WRITTEN REQUEST ::
Count how many lines have the word "name" in them. Reply with that number by itself.

EXTRACTED ENTRIES ::
****
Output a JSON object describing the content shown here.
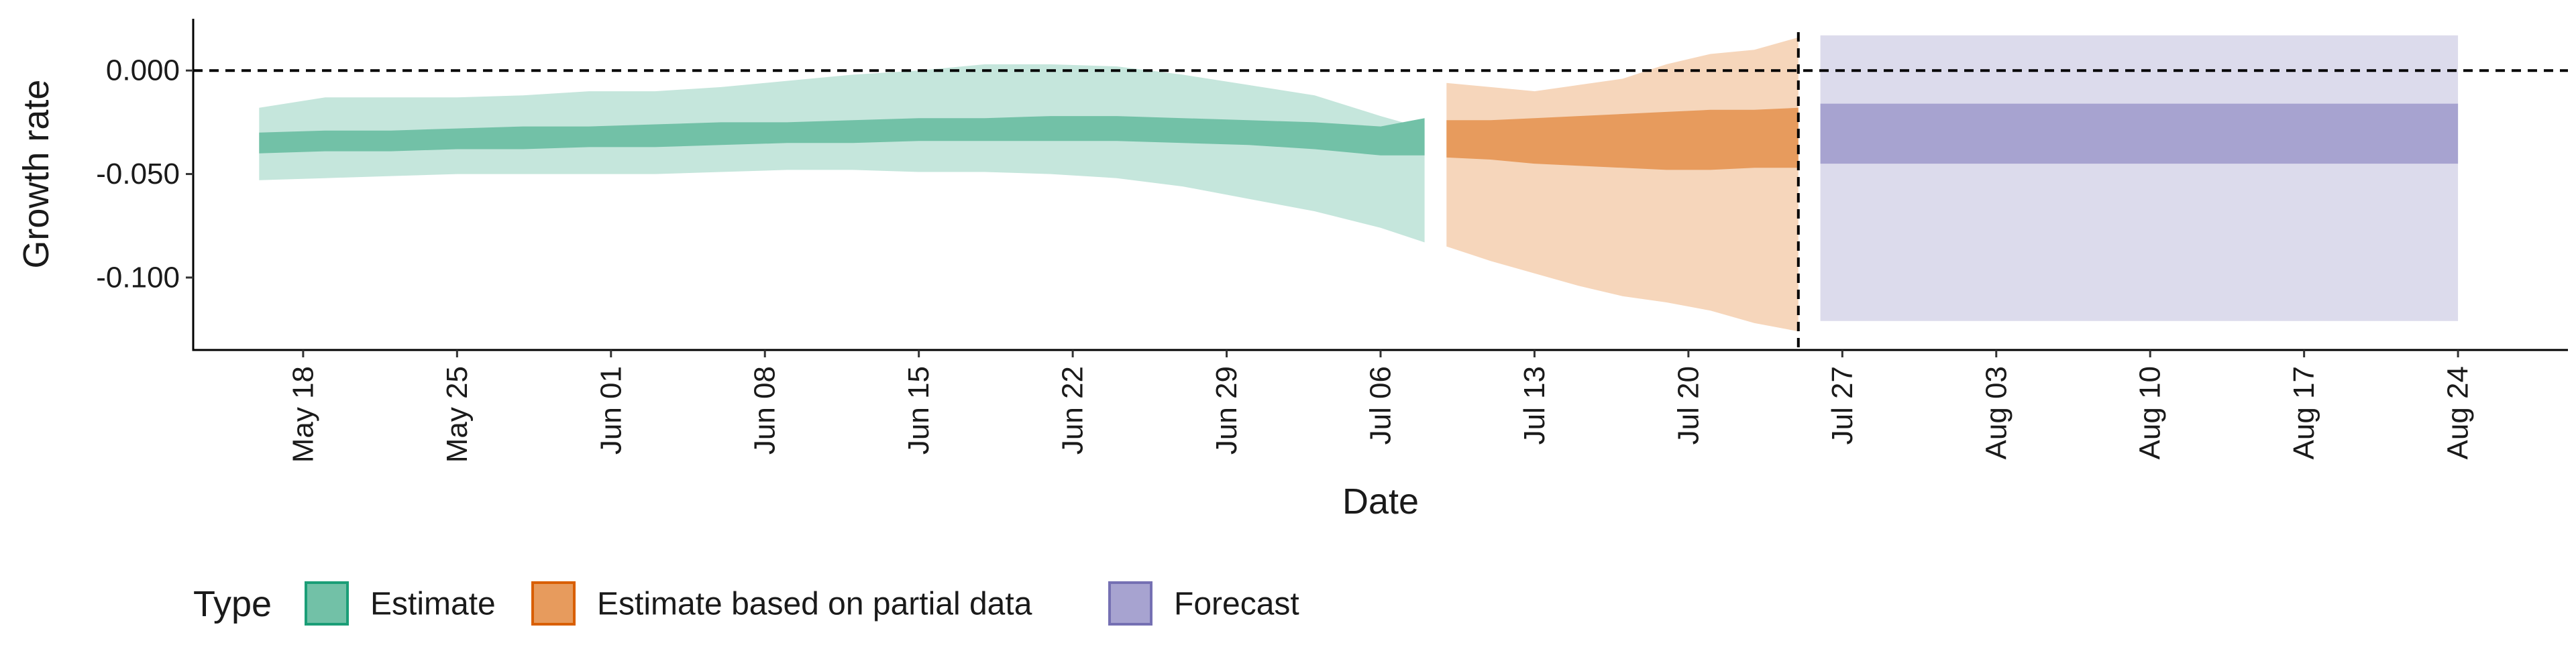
{
  "chart_data": {
    "type": "area",
    "xlabel": "Date",
    "ylabel": "Growth rate",
    "xlim": [
      "2020-05-13",
      "2020-08-29"
    ],
    "ylim": [
      -0.135,
      0.025
    ],
    "x_ticks": [
      {
        "date": "2020-05-18",
        "label": "May 18"
      },
      {
        "date": "2020-05-25",
        "label": "May 25"
      },
      {
        "date": "2020-06-01",
        "label": "Jun 01"
      },
      {
        "date": "2020-06-08",
        "label": "Jun 08"
      },
      {
        "date": "2020-06-15",
        "label": "Jun 15"
      },
      {
        "date": "2020-06-22",
        "label": "Jun 22"
      },
      {
        "date": "2020-06-29",
        "label": "Jun 29"
      },
      {
        "date": "2020-07-06",
        "label": "Jul 06"
      },
      {
        "date": "2020-07-13",
        "label": "Jul 13"
      },
      {
        "date": "2020-07-20",
        "label": "Jul 20"
      },
      {
        "date": "2020-07-27",
        "label": "Jul 27"
      },
      {
        "date": "2020-08-03",
        "label": "Aug 03"
      },
      {
        "date": "2020-08-10",
        "label": "Aug 10"
      },
      {
        "date": "2020-08-17",
        "label": "Aug 17"
      },
      {
        "date": "2020-08-24",
        "label": "Aug 24"
      }
    ],
    "y_ticks": [
      {
        "value": 0.0,
        "label": "0.000"
      },
      {
        "value": -0.05,
        "label": "-0.050"
      },
      {
        "value": -0.1,
        "label": "-0.100"
      }
    ],
    "reference_lines": {
      "horizontal_y": 0.0,
      "vertical_date": "2020-07-25",
      "style": "dashed"
    },
    "grid": false,
    "legend": {
      "title": "Type",
      "placement": "bottom-left"
    },
    "series": [
      {
        "name": "Estimate",
        "color": "#1b9e77",
        "fill_outer": "#c5e6dc",
        "fill_inner": "#72c1a7",
        "x": [
          "2020-05-16",
          "2020-05-19",
          "2020-05-22",
          "2020-05-25",
          "2020-05-28",
          "2020-05-31",
          "2020-06-03",
          "2020-06-06",
          "2020-06-09",
          "2020-06-12",
          "2020-06-15",
          "2020-06-18",
          "2020-06-21",
          "2020-06-24",
          "2020-06-27",
          "2020-06-30",
          "2020-07-03",
          "2020-07-06",
          "2020-07-08"
        ],
        "outer_upper": [
          -0.018,
          -0.013,
          -0.013,
          -0.013,
          -0.012,
          -0.01,
          -0.01,
          -0.008,
          -0.005,
          -0.002,
          0.0,
          0.003,
          0.003,
          0.002,
          -0.002,
          -0.007,
          -0.012,
          -0.022,
          -0.028
        ],
        "inner_upper": [
          -0.03,
          -0.029,
          -0.029,
          -0.028,
          -0.027,
          -0.027,
          -0.026,
          -0.025,
          -0.025,
          -0.024,
          -0.023,
          -0.023,
          -0.022,
          -0.022,
          -0.023,
          -0.024,
          -0.025,
          -0.027,
          -0.023
        ],
        "inner_lower": [
          -0.04,
          -0.039,
          -0.039,
          -0.038,
          -0.038,
          -0.037,
          -0.037,
          -0.036,
          -0.035,
          -0.035,
          -0.034,
          -0.034,
          -0.034,
          -0.034,
          -0.035,
          -0.036,
          -0.038,
          -0.041,
          -0.041
        ],
        "outer_lower": [
          -0.053,
          -0.052,
          -0.051,
          -0.05,
          -0.05,
          -0.05,
          -0.05,
          -0.049,
          -0.048,
          -0.048,
          -0.049,
          -0.049,
          -0.05,
          -0.052,
          -0.056,
          -0.062,
          -0.068,
          -0.076,
          -0.083
        ]
      },
      {
        "name": "Estimate based on partial data",
        "color": "#d95f02",
        "fill_outer": "#f6d6bb",
        "fill_inner": "#e79b5d",
        "x": [
          "2020-07-09",
          "2020-07-11",
          "2020-07-13",
          "2020-07-15",
          "2020-07-17",
          "2020-07-19",
          "2020-07-21",
          "2020-07-23",
          "2020-07-25"
        ],
        "outer_upper": [
          -0.006,
          -0.008,
          -0.01,
          -0.007,
          -0.004,
          0.003,
          0.008,
          0.01,
          0.016
        ],
        "inner_upper": [
          -0.024,
          -0.024,
          -0.023,
          -0.022,
          -0.021,
          -0.02,
          -0.019,
          -0.019,
          -0.018
        ],
        "inner_lower": [
          -0.042,
          -0.043,
          -0.045,
          -0.046,
          -0.047,
          -0.048,
          -0.048,
          -0.047,
          -0.047
        ],
        "outer_lower": [
          -0.085,
          -0.092,
          -0.098,
          -0.104,
          -0.109,
          -0.112,
          -0.116,
          -0.122,
          -0.126
        ]
      },
      {
        "name": "Forecast",
        "color": "#7570b3",
        "fill_outer": "#dcdbec",
        "fill_inner": "#a7a3d0",
        "x": [
          "2020-07-26",
          "2020-08-24"
        ],
        "outer_upper": [
          0.017,
          0.017
        ],
        "inner_upper": [
          -0.016,
          -0.016
        ],
        "inner_lower": [
          -0.045,
          -0.045
        ],
        "outer_lower": [
          -0.121,
          -0.121
        ]
      }
    ]
  }
}
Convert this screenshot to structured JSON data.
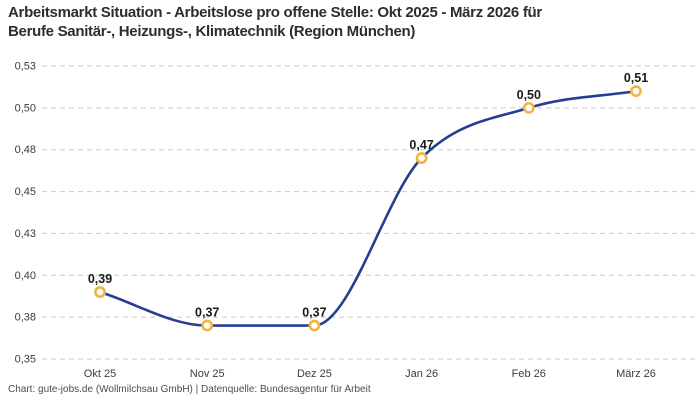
****
FINAL ANSWER ::
3